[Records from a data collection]
** start **
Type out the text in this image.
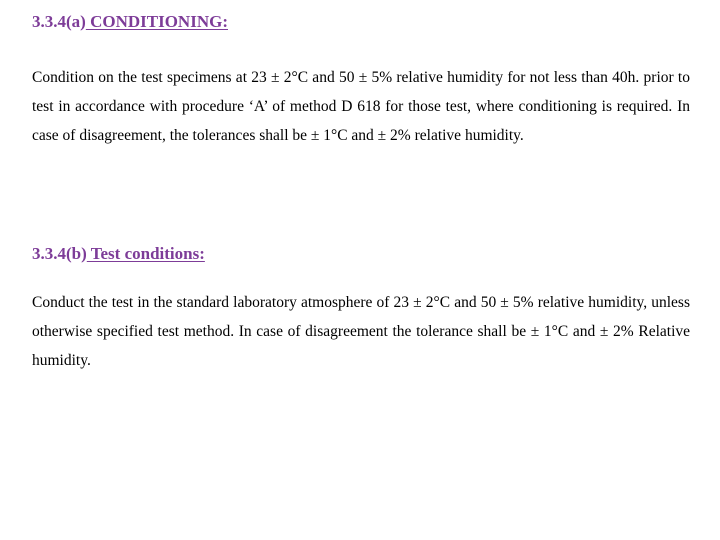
3.3.4(a) CONDITIONING:

Condition on the test specimens at 23 ± 2°C and 50 ± 5% relative humidity for not less than 40h. prior to test in accordance with procedure ‘A’ of method D 618 for those test, where conditioning is required. In case of disagreement, the tolerances shall be ± 1°C and ± 2% relative humidity.

3.3.4(b) Test conditions:

Conduct the test in the standard laboratory atmosphere of 23 ± 2°C and 50 ± 5% relative humidity, unless otherwise specified test method. In case of disagreement the tolerance shall be ± 1°C and ± 2% Relative humidity.
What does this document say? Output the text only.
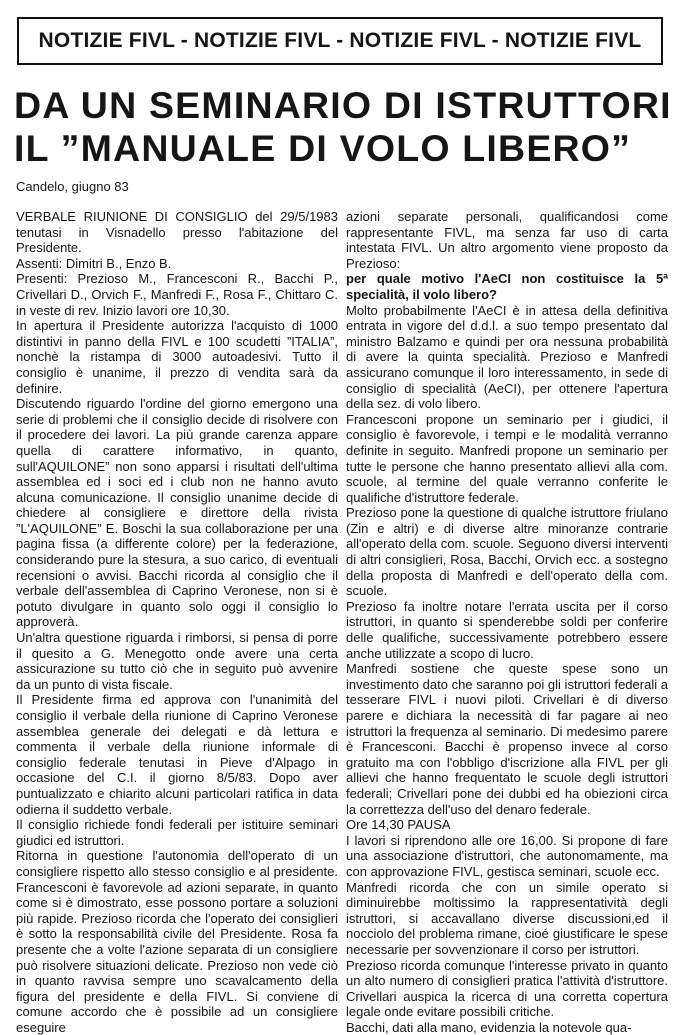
NOTIZIE FIVL - NOTIZIE FIVL - NOTIZIE FIVL - NOTIZIE FIVL
DA UN SEMINARIO DI ISTRUTTORI
IL ”MANUALE DI VOLO LIBERO”
Candelo, giugno 83

VERBALE RIUNIONE DI CONSIGLIO del 29/5/1983 tenutasi in Visnadello presso l'abitazione del Presidente.

Assenti: Dimitri B., Enzo B.

Presenti: Prezioso M., Francesconi R., Bacchi P., Crivellari D., Orvich F., Manfredi F., Rosa F., Chittaro C. in veste di rev. Inizio lavori ore 10,30.

In apertura il Presidente autorizza l'acquisto di 1000 distintivi in panno della FIVL e 100 scudetti ”ITALIA”, nonchè la ristampa di 3000 autoadesivi. Tutto il consiglio è unanime, il prezzo di vendita sarà da definire.

Discutendo riguardo l'ordine del giorno emergono una serie di problemi che il consiglio decide di risolvere con il procedere dei lavori. La più grande carenza appare quella di carattere informativo, in quanto, sull'AQUILONE” non sono apparsi i risultati dell'ultima assemblea ed i soci ed i club non ne hanno avuto alcuna comunicazione. Il consiglio unanime decide di chiedere al consigliere e direttore della rivista ”L'AQUILONE” E. Boschi la sua collaborazione per una pagina fissa (a differente colore) per la federazione, considerando pure la stesura, a suo carico, di eventuali recensioni o avvisi. Bacchi ricorda al consiglio che il verbale dell'assemblea di Caprino Veronese, non si è potuto divulgare in quanto solo oggi il consiglio lo approverà.

Un'altra questione riguarda i rimborsi, si pensa di porre il quesito a G. Menegotto onde avere una certa assicurazione su tutto ciò che in seguito può avvenire da un punto di vista fiscale.

Il Presidente firma ed approva con l'unanimità del consiglio il verbale della riunione di Caprino Veronese assemblea generale dei delegati e dà lettura e commenta il verbale della riunione informale di consiglio federale tenutasi in Pieve d'Alpago in occasione del C.I. il giorno 8/5/83. Dopo aver puntualizzato e chiarito alcuni particolari ratifica in data odierna il suddetto verbale.

Il consiglio richiede fondi federali per istituire seminari giudici ed istruttori.

Ritorna in questione l'autonomia dell'operato di un consigliere rispetto allo stesso consiglio e al presidente. Francesconi è favorevole ad azioni separate, in quanto come si è dimostrato, esse possono portare a soluzioni più rapide. Prezioso ricorda che l'operato dei consiglieri è sotto la responsabilità civile del Presidente. Rosa fa presente che a volte l'azione separata di un consigliere può risolvere situazioni delicate. Prezioso non vede ciò in quanto ravvisa sempre uno scavalcamento della figura del presidente e della FIVL. Si conviene di comune accordo che è possibile ad un consigliere eseguire

azioni separate personali, qualificandosi come rappresentante FIVL, ma senza far uso di carta intestata FIVL. Un altro argomento viene proposto da Prezioso:

per quale motivo l'AeCI non costituisce la 5ª specialità, il volo libero?

Molto probabilmente l'AeCI è in attesa della definitiva entrata in vigore del d.d.l. a suo tempo presentato dal ministro Balzamo e quindi per ora nessuna probabilità di avere la quinta specialità. Prezioso e Manfredi assicurano comunque il loro interessamento, in sede di consiglio di specialità (AeCI), per ottenere l'apertura della sez. di volo libero.

Francesconi propone un seminario per i giudici, il consiglio è favorevole, i tempi e le modalità verranno definite in seguito. Manfredi propone un seminario per tutte le persone che hanno presentato allievi alla com. scuole, al termine del quale verranno conferite le qualifiche d'istruttore federale.

Prezioso pone la questione di qualche istruttore friulano (Zin e altri) e di diverse altre minoranze contrarie all'operato della com. scuole. Seguono diversi interventi di altri consiglieri, Rosa, Bacchi, Orvich ecc. a sostegno della proposta di Manfredi e dell'operato della com. scuole.

Prezioso fa inoltre notare l'errata uscita per il corso istruttori, in quanto si spenderebbe soldi per conferire delle qualifiche, successivamente potrebbero essere anche utilizzate a scopo di lucro.

Manfredi sostiene che queste spese sono un investimento dato che saranno poi gli istruttori federali a tesserare FIVL i nuovi piloti. Crivellari è di diverso parere e dichiara la necessità di far pagare ai neo istruttori la frequenza al seminario. Di medesimo parere è Francesconi. Bacchi è propenso invece al corso gratuito ma con l'obbligo d'iscrizione alla FIVL per gli allievi che hanno frequentato le scuole degli istruttori federali; Crivellari pone dei dubbi ed ha obiezioni circa la correttezza dell'uso del denaro federale.

Ore 14,30 PAUSA

I lavori si riprendono alle ore 16,00. Si propone di fare una associazione d'istruttori, che autonomamente, ma con approvazione FIVL, gestisca seminari, scuole ecc.

Manfredi ricorda che con un simile operato si diminuirebbe moltissimo la rappresentatività degli istruttori, si accavallano diverse discussioni,ed il nocciolo del problema rimane, cioé giustificare le spese necessarie per sovvenzionare il corso per istruttori.

Prezioso ricorda comunque l'interesse privato in quanto un alto numero di consiglieri pratica l'attività d'istruttore. Crivellari auspica la ricerca di una corretta copertura legale onde evitare possibili critiche.

Bacchi, dati alla mano, evidenzia la notevole qua-
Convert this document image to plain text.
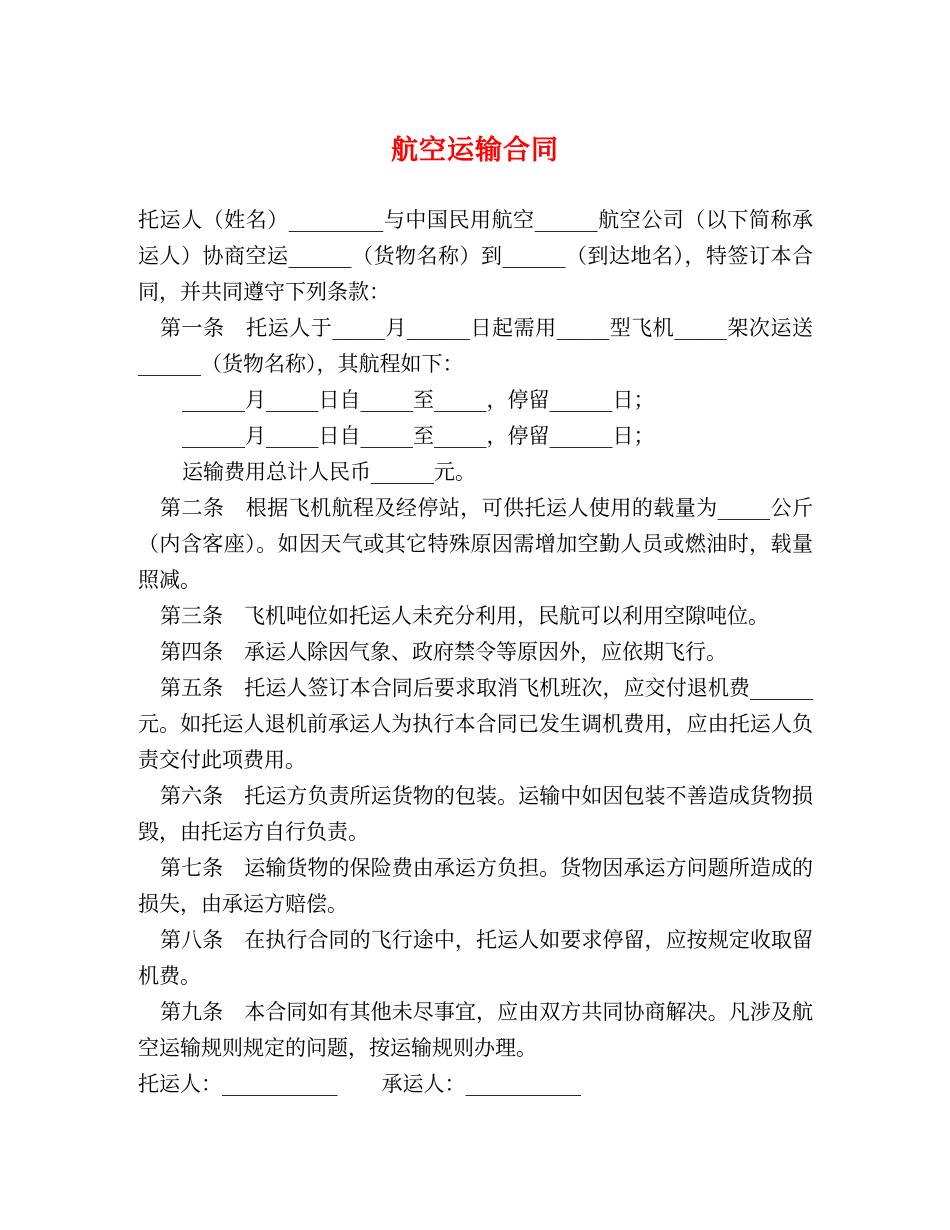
航空运输合同

托运人（姓名）_________与中国民用航空______航空公司（以下简称承运人）协商空运______（货物名称）到______（到达地名），特签订本合同，并共同遵守下列条款：

第一条　托运人于_____月______日起需用_____型飞机_____架次运送______（货物名称），其航程如下：

______月_____日自_____至_____，停留______日；

______月_____日自_____至_____，停留______日；

运输费用总计人民币______元。

第二条　根据飞机航程及经停站，可供托运人使用的载量为_____公斤（内含客座）。如因天气或其它特殊原因需增加空勤人员或燃油时，载量照减。

第三条　飞机吨位如托运人未充分利用，民航可以利用空隙吨位。

第四条　承运人除因气象、政府禁令等原因外，应依期飞行。

第五条　托运人签订本合同后要求取消飞机班次，应交付退机费______元。如托运人退机前承运人为执行本合同已发生调机费用，应由托运人负责交付此项费用。

第六条　托运方负责所运货物的包装。运输中如因包装不善造成货物损毁，由托运方自行负责。

第七条　运输货物的保险费由承运方负担。货物因承运方问题所造成的损失，由承运方赔偿。

第八条　在执行合同的飞行途中，托运人如要求停留，应按规定收取留机费。

第九条　本合同如有其他未尽事宜，应由双方共同协商解决。凡涉及航空运输规则规定的问题，按运输规则办理。

托运人：___________ 承运人：___________
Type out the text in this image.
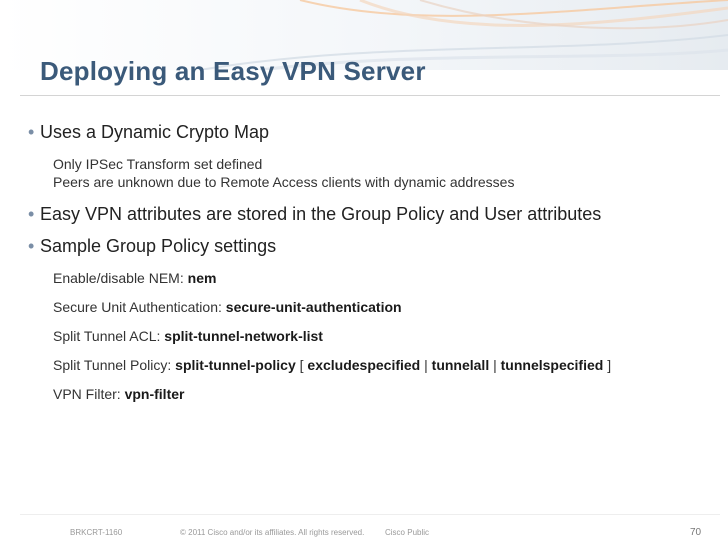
Deploying an Easy VPN Server
• Uses a Dynamic Crypto Map
Only IPSec Transform set defined
Peers are unknown due to Remote Access clients with dynamic addresses
• Easy VPN attributes are stored in the Group Policy and User attributes
• Sample Group Policy settings
Enable/disable NEM: nem
Secure Unit Authentication: secure-unit-authentication
Split Tunnel ACL: split-tunnel-network-list
Split Tunnel Policy: split-tunnel-policy [ excludespecified | tunnelall | tunnelspecified ]
VPN Filter: vpn-filter
BRKCRT-1160	© 2011 Cisco and/or its affiliates. All rights reserved.	Cisco Public	70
** end **
> Exercise goal
Return the whole listing, word for word, and leave out every picture.

> Reply to the exercise
Type out the text in this image.
3.3.4(a) CONDITIONING:

Condition on the test specimens at 23 ± 2°C and 50 ± 5% relative humidity for not less than 40h. prior to test in accordance with procedure ‘A’ of method D 618 for those test, where conditioning is required. In case of disagreement, the tolerances shall be ± 1°C and ± 2% relative humidity.

3.3.4(b) Test conditions:

Conduct the test in the standard laboratory atmosphere of 23 ± 2°C and 50 ± 5% relative humidity, unless otherwise specified test method. In case of disagreement the tolerance shall be ± 1°C and ± 2% Relative humidity.
What does this document say? Output the text only.
NOTIZIE FIVL - NOTIZIE FIVL - NOTIZIE FIVL - NOTIZIE FIVL
DA UN SEMINARIO DI ISTRUTTORI
IL ”MANUALE DI VOLO LIBERO”
Candelo, giugno 83

VERBALE RIUNIONE DI CONSIGLIO del 29/5/1983 tenutasi in Visnadello presso l'abitazione del Presidente.

Assenti: Dimitri B., Enzo B.

Presenti: Prezioso M., Francesconi R., Bacchi P., Crivellari D., Orvich F., Manfredi F., Rosa F., Chittaro C. in veste di rev. Inizio lavori ore 10,30.

In apertura il Presidente autorizza l'acquisto di 1000 distintivi in panno della FIVL e 100 scudetti ”ITALIA”, nonchè la ristampa di 3000 autoadesivi. Tutto il consiglio è unanime, il prezzo di vendita sarà da definire.

Discutendo riguardo l'ordine del giorno emergono una serie di problemi che il consiglio decide di risolvere con il procedere dei lavori. La più grande carenza appare quella di carattere informativo, in quanto, sull'AQUILONE” non sono apparsi i risultati dell'ultima assemblea ed i soci ed i club non ne hanno avuto alcuna comunicazione. Il consiglio unanime decide di chiedere al consigliere e direttore della rivista ”L'AQUILONE” E. Boschi la sua collaborazione per una pagina fissa (a differente colore) per la federazione, considerando pure la stesura, a suo carico, di eventuali recensioni o avvisi. Bacchi ricorda al consiglio che il verbale dell'assemblea di Caprino Veronese, non si è potuto divulgare in quanto solo oggi il consiglio lo approverà.

Un'altra questione riguarda i rimborsi, si pensa di porre il quesito a G. Menegotto onde avere una certa assicurazione su tutto ciò che in seguito può avvenire da un punto di vista fiscale.

Il Presidente firma ed approva con l'unanimità del consiglio il verbale della riunione di Caprino Veronese assemblea generale dei delegati e dà lettura e commenta il verbale della riunione informale di consiglio federale tenutasi in Pieve d'Alpago in occasione del C.I. il giorno 8/5/83. Dopo aver puntualizzato e chiarito alcuni particolari ratifica in data odierna il suddetto verbale.

Il consiglio richiede fondi federali per istituire seminari giudici ed istruttori.

Ritorna in questione l'autonomia dell'operato di un consigliere rispetto allo stesso consiglio e al presidente. Francesconi è favorevole ad azioni separate, in quanto come si è dimostrato, esse possono portare a soluzioni più rapide. Prezioso ricorda che l'operato dei consiglieri è sotto la responsabilità civile del Presidente. Rosa fa presente che a volte l'azione separata di un consigliere può risolvere situazioni delicate. Prezioso non vede ciò in quanto ravvisa sempre uno scavalcamento della figura del presidente e della FIVL. Si conviene di comune accordo che è possibile ad un consigliere eseguire

azioni separate personali, qualificandosi come rappresentante FIVL, ma senza far uso di carta intestata FIVL. Un altro argomento viene proposto da Prezioso:

per quale motivo l'AeCI non costituisce la 5ª specialità, il volo libero?

Molto probabilmente l'AeCI è in attesa della definitiva entrata in vigore del d.d.l. a suo tempo presentato dal ministro Balzamo e quindi per ora nessuna probabilità di avere la quinta specialità. Prezioso e Manfredi assicurano comunque il loro interessamento, in sede di consiglio di specialità (AeCI), per ottenere l'apertura della sez. di volo libero.

Francesconi propone un seminario per i giudici, il consiglio è favorevole, i tempi e le modalità verranno definite in seguito. Manfredi propone un seminario per tutte le persone che hanno presentato allievi alla com. scuole, al termine del quale verranno conferite le qualifiche d'istruttore federale.

Prezioso pone la questione di qualche istruttore friulano (Zin e altri) e di diverse altre minoranze contrarie all'operato della com. scuole. Seguono diversi interventi di altri consiglieri, Rosa, Bacchi, Orvich ecc. a sostegno della proposta di Manfredi e dell'operato della com. scuole.

Prezioso fa inoltre notare l'errata uscita per il corso istruttori, in quanto si spenderebbe soldi per conferire delle qualifiche, successivamente potrebbero essere anche utilizzate a scopo di lucro.

Manfredi sostiene che queste spese sono un investimento dato che saranno poi gli istruttori federali a tesserare FIVL i nuovi piloti. Crivellari è di diverso parere e dichiara la necessità di far pagare ai neo istruttori la frequenza al seminario. Di medesimo parere è Francesconi. Bacchi è propenso invece al corso gratuito ma con l'obbligo d'iscrizione alla FIVL per gli allievi che hanno frequentato le scuole degli istruttori federali; Crivellari pone dei dubbi ed ha obiezioni circa la correttezza dell'uso del denaro federale.

Ore 14,30 PAUSA

I lavori si riprendono alle ore 16,00. Si propone di fare una associazione d'istruttori, che autonomamente, ma con approvazione FIVL, gestisca seminari, scuole ecc.

Manfredi ricorda che con un simile operato si diminuirebbe moltissimo la rappresentatività degli istruttori, si accavallano diverse discussioni,ed il nocciolo del problema rimane, cioé giustificare le spese necessarie per sovvenzionare il corso per istruttori.

Prezioso ricorda comunque l'interesse privato in quanto un alto numero di consiglieri pratica l'attività d'istruttore. Crivellari auspica la ricerca di una corretta copertura legale onde evitare possibili critiche.

Bacchi, dati alla mano, evidenzia la notevole qua-
Convert this document image to plain text.
航空运输合同

托运人（姓名）_________与中国民用航空______航空公司（以下简称承运人）协商空运______（货物名称）到______（到达地名），特签订本合同，并共同遵守下列条款：

第一条　托运人于_____月______日起需用_____型飞机_____架次运送______（货物名称），其航程如下：

______月_____日自_____至_____，停留______日；

______月_____日自_____至_____，停留______日；

运输费用总计人民币______元。

第二条　根据飞机航程及经停站，可供托运人使用的载量为_____公斤（内含客座）。如因天气或其它特殊原因需增加空勤人员或燃油时，载量照减。

第三条　飞机吨位如托运人未充分利用，民航可以利用空隙吨位。

第四条　承运人除因气象、政府禁令等原因外，应依期飞行。

第五条　托运人签订本合同后要求取消飞机班次，应交付退机费______元。如托运人退机前承运人为执行本合同已发生调机费用，应由托运人负责交付此项费用。

第六条　托运方负责所运货物的包装。运输中如因包装不善造成货物损毁，由托运方自行负责。

第七条　运输货物的保险费由承运方负担。货物因承运方问题所造成的损失，由承运方赔偿。

第八条　在执行合同的飞行途中，托运人如要求停留，应按规定收取留机费。

第九条　本合同如有其他未尽事宜，应由双方共同协商解决。凡涉及航空运输规则规定的问题，按运输规则办理。

托运人：___________ 承运人：___________
Type out the text in this image.
Deploying an Easy VPN Server
• Uses a Dynamic Crypto Map
Only IPSec Transform set defined
Peers are unknown due to Remote Access clients with dynamic addresses
• Easy VPN attributes are stored in the Group Policy and User attributes
• Sample Group Policy settings
Enable/disable NEM: nem
Secure Unit Authentication: secure-unit-authentication
Split Tunnel ACL: split-tunnel-network-list
Split Tunnel Policy: split-tunnel-policy [ excludespecified | tunnelall | tunnelspecified ]
VPN Filter: vpn-filter
BRKCRT-1160	© 2011 Cisco and/or its affiliates. All rights reserved.	Cisco Public	70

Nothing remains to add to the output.